- _Written exercise_: Compile every line that includes the word "text".

- _Data listing_:
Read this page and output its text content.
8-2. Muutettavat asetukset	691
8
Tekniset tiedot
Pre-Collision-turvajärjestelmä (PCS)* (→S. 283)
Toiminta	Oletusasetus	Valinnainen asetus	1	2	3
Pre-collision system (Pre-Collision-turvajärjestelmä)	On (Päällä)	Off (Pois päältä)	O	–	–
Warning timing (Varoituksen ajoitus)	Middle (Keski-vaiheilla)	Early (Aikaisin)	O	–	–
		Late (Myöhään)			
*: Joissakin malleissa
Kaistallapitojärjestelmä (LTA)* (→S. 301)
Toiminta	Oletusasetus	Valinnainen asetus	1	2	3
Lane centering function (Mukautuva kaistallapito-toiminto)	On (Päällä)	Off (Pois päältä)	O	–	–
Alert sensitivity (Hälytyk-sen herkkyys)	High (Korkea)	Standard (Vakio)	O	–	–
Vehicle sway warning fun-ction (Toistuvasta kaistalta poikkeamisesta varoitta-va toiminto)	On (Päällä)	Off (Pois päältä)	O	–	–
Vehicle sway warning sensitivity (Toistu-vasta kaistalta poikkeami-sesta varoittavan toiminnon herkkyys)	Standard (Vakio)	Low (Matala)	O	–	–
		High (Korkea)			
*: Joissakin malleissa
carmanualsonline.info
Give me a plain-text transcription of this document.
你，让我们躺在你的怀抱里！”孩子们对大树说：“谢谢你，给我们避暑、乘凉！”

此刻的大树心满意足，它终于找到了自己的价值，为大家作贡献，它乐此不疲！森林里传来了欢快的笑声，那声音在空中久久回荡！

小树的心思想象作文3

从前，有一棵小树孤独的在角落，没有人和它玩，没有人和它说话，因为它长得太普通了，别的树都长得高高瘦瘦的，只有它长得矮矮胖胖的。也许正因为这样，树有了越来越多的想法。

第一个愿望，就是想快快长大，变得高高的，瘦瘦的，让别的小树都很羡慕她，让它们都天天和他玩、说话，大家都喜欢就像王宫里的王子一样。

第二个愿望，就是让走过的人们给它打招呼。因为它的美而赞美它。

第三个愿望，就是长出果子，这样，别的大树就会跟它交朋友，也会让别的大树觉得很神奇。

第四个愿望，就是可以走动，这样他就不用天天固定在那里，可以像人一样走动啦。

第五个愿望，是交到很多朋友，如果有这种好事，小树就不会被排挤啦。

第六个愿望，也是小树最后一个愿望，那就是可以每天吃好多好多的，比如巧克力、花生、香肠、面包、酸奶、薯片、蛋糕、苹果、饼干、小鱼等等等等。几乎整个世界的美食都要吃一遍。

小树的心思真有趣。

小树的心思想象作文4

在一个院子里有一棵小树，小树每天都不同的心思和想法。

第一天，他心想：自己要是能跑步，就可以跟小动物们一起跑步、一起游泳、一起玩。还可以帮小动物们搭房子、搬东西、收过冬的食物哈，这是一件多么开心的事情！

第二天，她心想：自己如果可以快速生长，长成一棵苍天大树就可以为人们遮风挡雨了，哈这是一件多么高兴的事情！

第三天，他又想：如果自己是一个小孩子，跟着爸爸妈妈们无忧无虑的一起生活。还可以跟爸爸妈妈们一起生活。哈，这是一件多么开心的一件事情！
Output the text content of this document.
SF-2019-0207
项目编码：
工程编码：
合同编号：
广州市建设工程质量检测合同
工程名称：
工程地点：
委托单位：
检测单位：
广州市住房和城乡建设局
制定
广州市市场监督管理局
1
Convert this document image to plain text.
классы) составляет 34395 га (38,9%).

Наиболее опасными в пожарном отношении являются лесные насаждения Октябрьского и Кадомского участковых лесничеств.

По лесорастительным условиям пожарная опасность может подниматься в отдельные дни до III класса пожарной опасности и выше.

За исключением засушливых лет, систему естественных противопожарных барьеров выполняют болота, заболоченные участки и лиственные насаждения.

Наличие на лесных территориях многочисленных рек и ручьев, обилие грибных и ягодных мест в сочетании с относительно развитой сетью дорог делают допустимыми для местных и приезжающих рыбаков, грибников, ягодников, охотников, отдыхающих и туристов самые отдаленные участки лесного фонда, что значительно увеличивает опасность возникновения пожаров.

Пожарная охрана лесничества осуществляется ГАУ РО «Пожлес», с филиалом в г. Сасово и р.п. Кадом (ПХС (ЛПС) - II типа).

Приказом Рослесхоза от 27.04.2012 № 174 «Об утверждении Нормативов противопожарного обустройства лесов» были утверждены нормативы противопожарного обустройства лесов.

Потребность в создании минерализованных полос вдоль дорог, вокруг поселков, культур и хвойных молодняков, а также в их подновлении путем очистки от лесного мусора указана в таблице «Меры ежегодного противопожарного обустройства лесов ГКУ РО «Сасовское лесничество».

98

- _Solution below_:
Read this page and output its text content.
Give me a plain-text transcription of this document.
Output the text content of this document.
Convert this document image to plain text.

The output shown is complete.